┌─ Records for the task

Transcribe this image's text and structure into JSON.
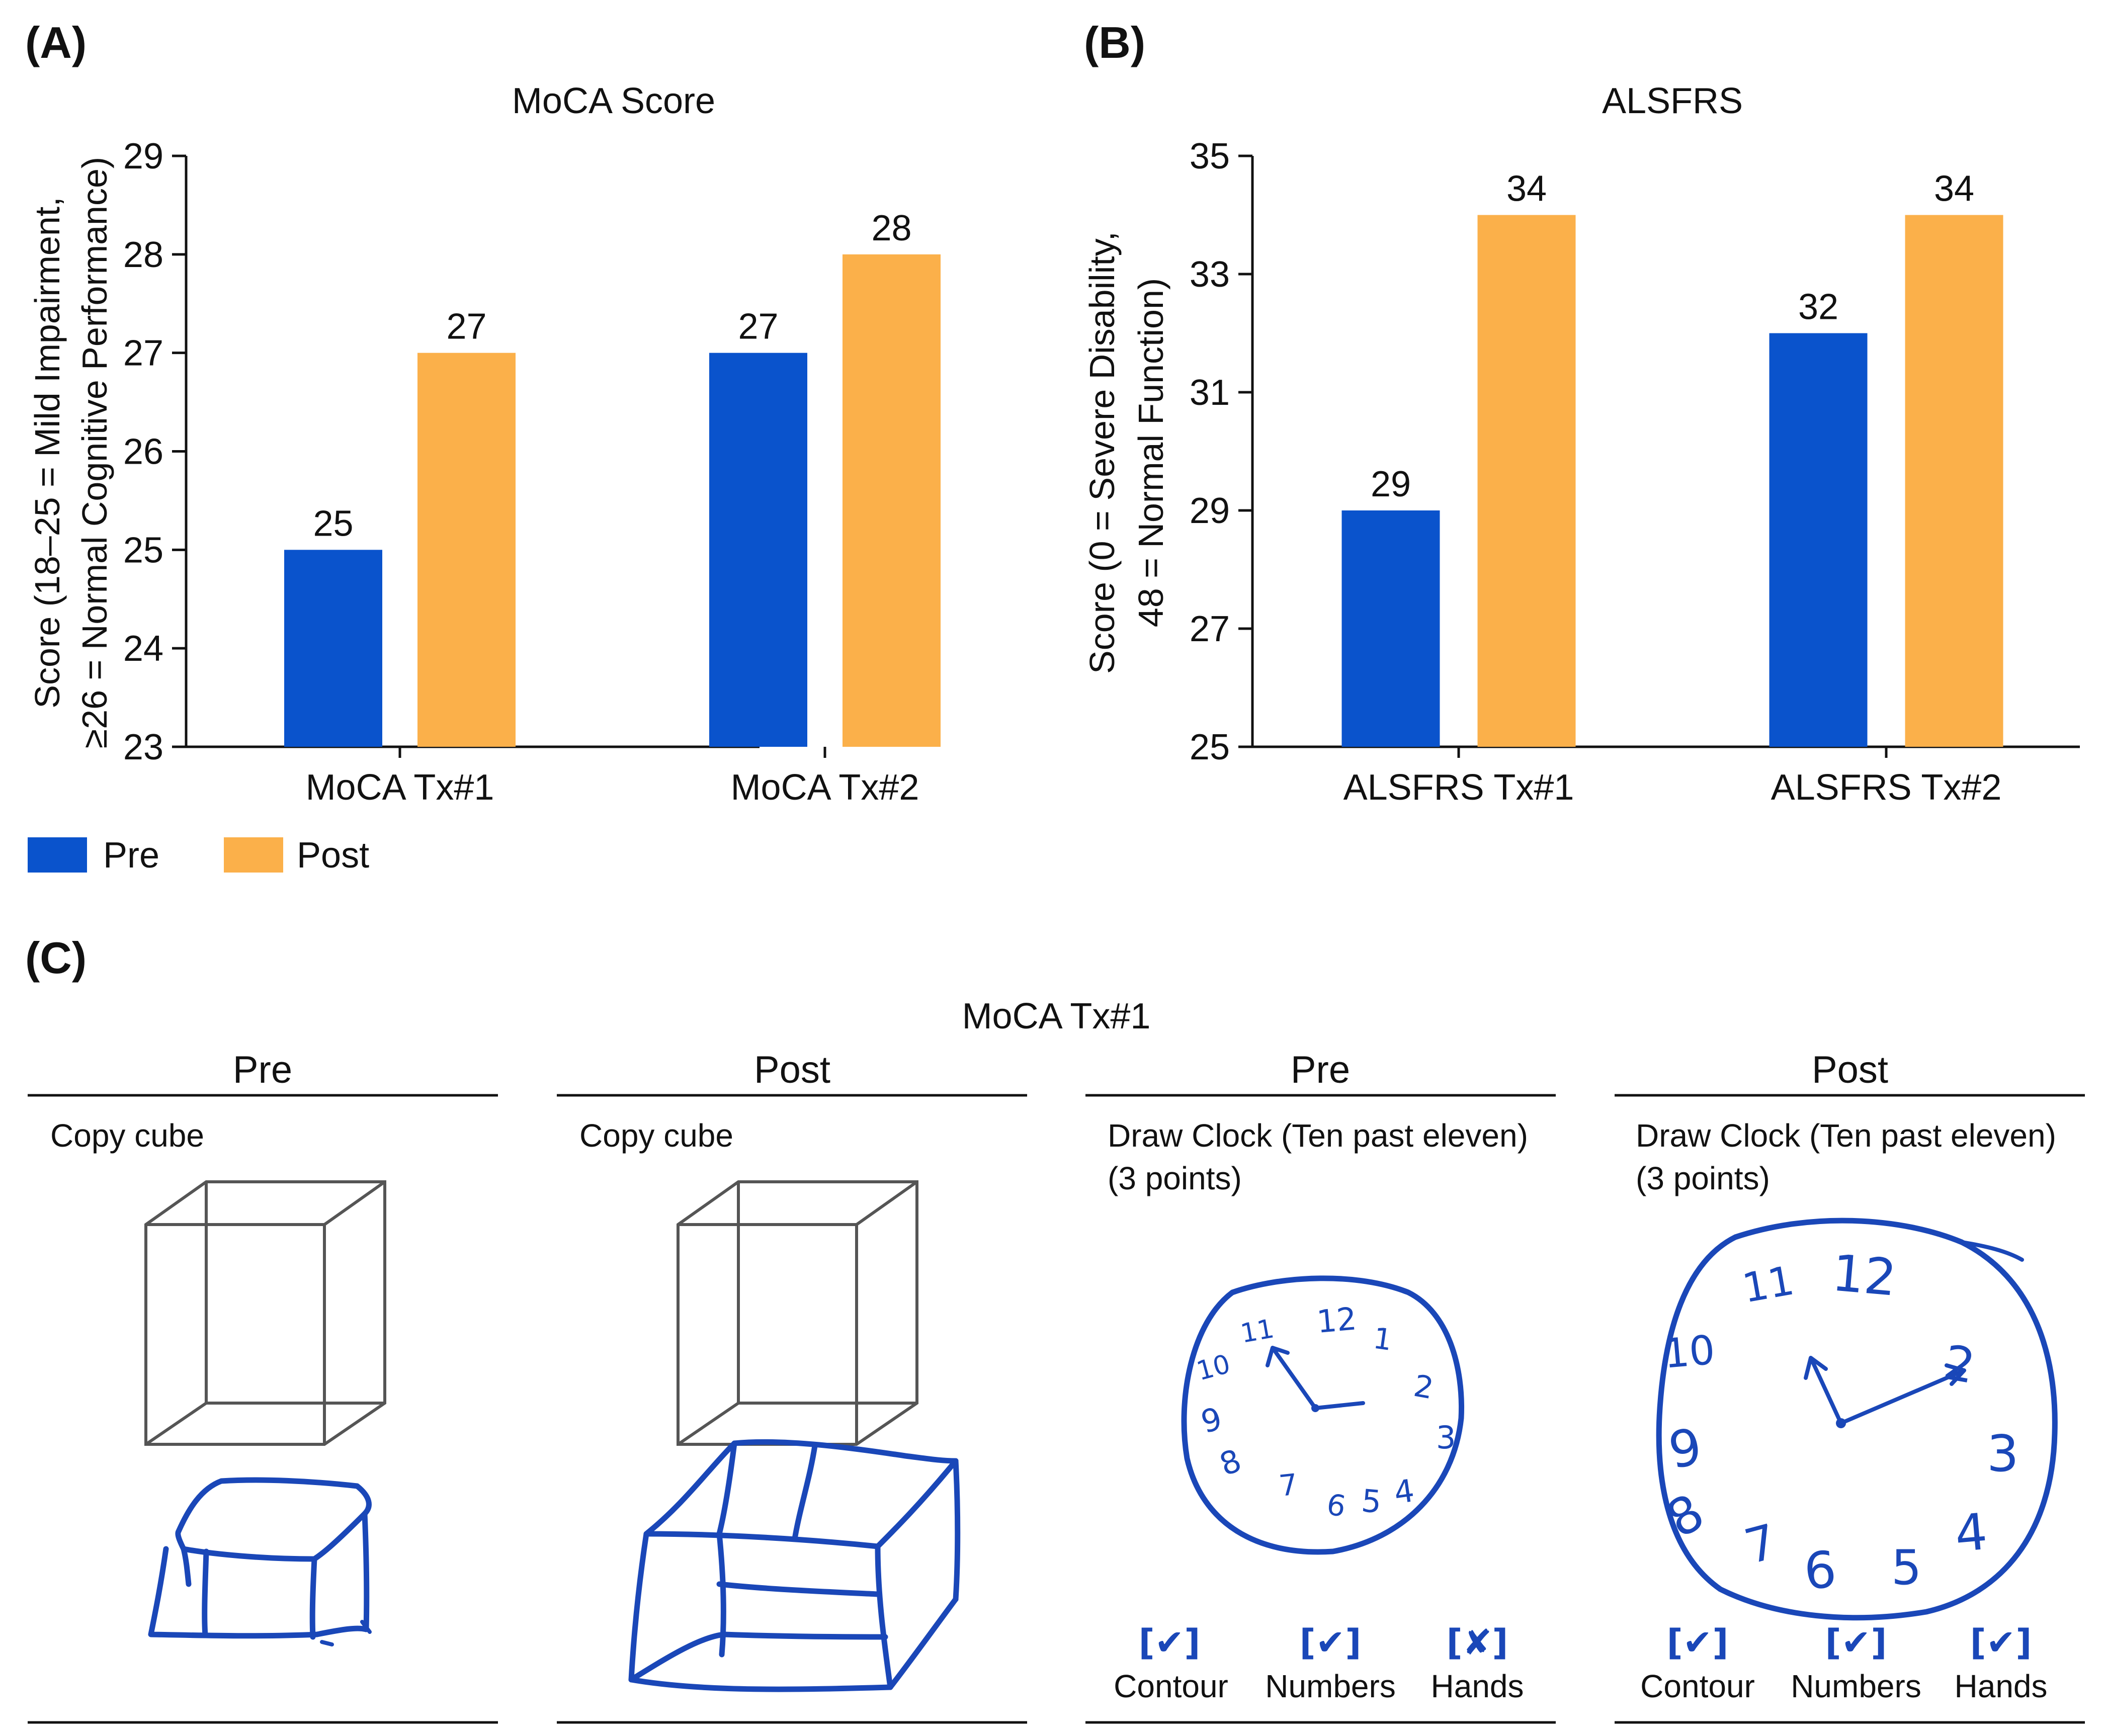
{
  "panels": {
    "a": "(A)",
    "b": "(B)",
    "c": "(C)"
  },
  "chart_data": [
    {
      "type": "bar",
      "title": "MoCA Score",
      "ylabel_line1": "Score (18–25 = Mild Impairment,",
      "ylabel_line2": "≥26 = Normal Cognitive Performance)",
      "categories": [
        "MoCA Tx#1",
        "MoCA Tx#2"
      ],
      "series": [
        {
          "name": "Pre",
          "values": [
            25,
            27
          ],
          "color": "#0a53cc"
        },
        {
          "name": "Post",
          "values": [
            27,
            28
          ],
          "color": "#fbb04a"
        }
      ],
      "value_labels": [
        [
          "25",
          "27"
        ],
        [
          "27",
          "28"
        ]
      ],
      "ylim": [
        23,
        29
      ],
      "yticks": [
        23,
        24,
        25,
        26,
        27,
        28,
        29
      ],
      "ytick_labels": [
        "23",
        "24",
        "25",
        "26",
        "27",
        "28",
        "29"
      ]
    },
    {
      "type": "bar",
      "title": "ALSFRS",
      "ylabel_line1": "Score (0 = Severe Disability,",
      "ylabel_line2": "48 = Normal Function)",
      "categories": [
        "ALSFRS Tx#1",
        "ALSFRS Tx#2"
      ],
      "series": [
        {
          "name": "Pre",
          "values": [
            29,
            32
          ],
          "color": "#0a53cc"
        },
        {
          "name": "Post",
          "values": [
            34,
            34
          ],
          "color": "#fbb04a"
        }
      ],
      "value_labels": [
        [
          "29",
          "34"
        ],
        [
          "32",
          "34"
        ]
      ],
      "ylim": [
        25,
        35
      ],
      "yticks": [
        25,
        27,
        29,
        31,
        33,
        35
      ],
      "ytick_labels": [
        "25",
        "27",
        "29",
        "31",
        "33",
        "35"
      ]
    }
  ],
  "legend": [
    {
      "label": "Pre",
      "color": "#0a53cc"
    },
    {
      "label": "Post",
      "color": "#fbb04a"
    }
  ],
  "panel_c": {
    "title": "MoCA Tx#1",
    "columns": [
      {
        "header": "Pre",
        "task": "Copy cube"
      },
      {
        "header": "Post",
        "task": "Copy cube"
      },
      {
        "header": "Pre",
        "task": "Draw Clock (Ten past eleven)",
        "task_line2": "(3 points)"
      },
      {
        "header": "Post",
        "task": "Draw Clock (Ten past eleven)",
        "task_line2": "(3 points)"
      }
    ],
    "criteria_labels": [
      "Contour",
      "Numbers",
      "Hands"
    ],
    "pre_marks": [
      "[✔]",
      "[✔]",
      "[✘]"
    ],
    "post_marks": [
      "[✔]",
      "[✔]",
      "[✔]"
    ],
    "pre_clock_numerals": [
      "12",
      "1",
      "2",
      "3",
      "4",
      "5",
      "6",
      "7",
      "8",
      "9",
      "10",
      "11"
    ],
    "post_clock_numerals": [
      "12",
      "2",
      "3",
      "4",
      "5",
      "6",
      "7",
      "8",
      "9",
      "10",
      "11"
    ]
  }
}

└─

Give an exact reproduction of every line, leaving out any picture.

__Output of the task__:
Transcribe this image's text and structure into JSON.
{
  "panels": {
    "a": "(A)",
    "b": "(B)",
    "c": "(C)"
  },
  "chart_data": [
    {
      "type": "bar",
      "title": "MoCA Score",
      "ylabel_line1": "Score (18–25 = Mild Impairment,",
      "ylabel_line2": "≥26 = Normal Cognitive Performance)",
      "categories": [
        "MoCA Tx#1",
        "MoCA Tx#2"
      ],
      "series": [
        {
          "name": "Pre",
          "values": [
            25,
            27
          ],
          "color": "#0a53cc"
        },
        {
          "name": "Post",
          "values": [
            27,
            28
          ],
          "color": "#fbb04a"
        }
      ],
      "value_labels": [
        [
          "25",
          "27"
        ],
        [
          "27",
          "28"
        ]
      ],
      "ylim": [
        23,
        29
      ],
      "yticks": [
        23,
        24,
        25,
        26,
        27,
        28,
        29
      ],
      "ytick_labels": [
        "23",
        "24",
        "25",
        "26",
        "27",
        "28",
        "29"
      ]
    },
    {
      "type": "bar",
      "title": "ALSFRS",
      "ylabel_line1": "Score (0 = Severe Disability,",
      "ylabel_line2": "48 = Normal Function)",
      "categories": [
        "ALSFRS Tx#1",
        "ALSFRS Tx#2"
      ],
      "series": [
        {
          "name": "Pre",
          "values": [
            29,
            32
          ],
          "color": "#0a53cc"
        },
        {
          "name": "Post",
          "values": [
            34,
            34
          ],
          "color": "#fbb04a"
        }
      ],
      "value_labels": [
        [
          "29",
          "34"
        ],
        [
          "32",
          "34"
        ]
      ],
      "ylim": [
        25,
        35
      ],
      "yticks": [
        25,
        27,
        29,
        31,
        33,
        35
      ],
      "ytick_labels": [
        "25",
        "27",
        "29",
        "31",
        "33",
        "35"
      ]
    }
  ],
  "legend": [
    {
      "label": "Pre",
      "color": "#0a53cc"
    },
    {
      "label": "Post",
      "color": "#fbb04a"
    }
  ],
  "panel_c": {
    "title": "MoCA Tx#1",
    "columns": [
      {
        "header": "Pre",
        "task": "Copy cube"
      },
      {
        "header": "Post",
        "task": "Copy cube"
      },
      {
        "header": "Pre",
        "task": "Draw Clock (Ten past eleven)",
        "task_line2": "(3 points)"
      },
      {
        "header": "Post",
        "task": "Draw Clock (Ten past eleven)",
        "task_line2": "(3 points)"
      }
    ],
    "criteria_labels": [
      "Contour",
      "Numbers",
      "Hands"
    ],
    "pre_marks": [
      "[✔]",
      "[✔]",
      "[✘]"
    ],
    "post_marks": [
      "[✔]",
      "[✔]",
      "[✔]"
    ],
    "pre_clock_numerals": [
      "12",
      "1",
      "2",
      "3",
      "4",
      "5",
      "6",
      "7",
      "8",
      "9",
      "10",
      "11"
    ],
    "post_clock_numerals": [
      "12",
      "2",
      "3",
      "4",
      "5",
      "6",
      "7",
      "8",
      "9",
      "10",
      "11"
    ]
  }
}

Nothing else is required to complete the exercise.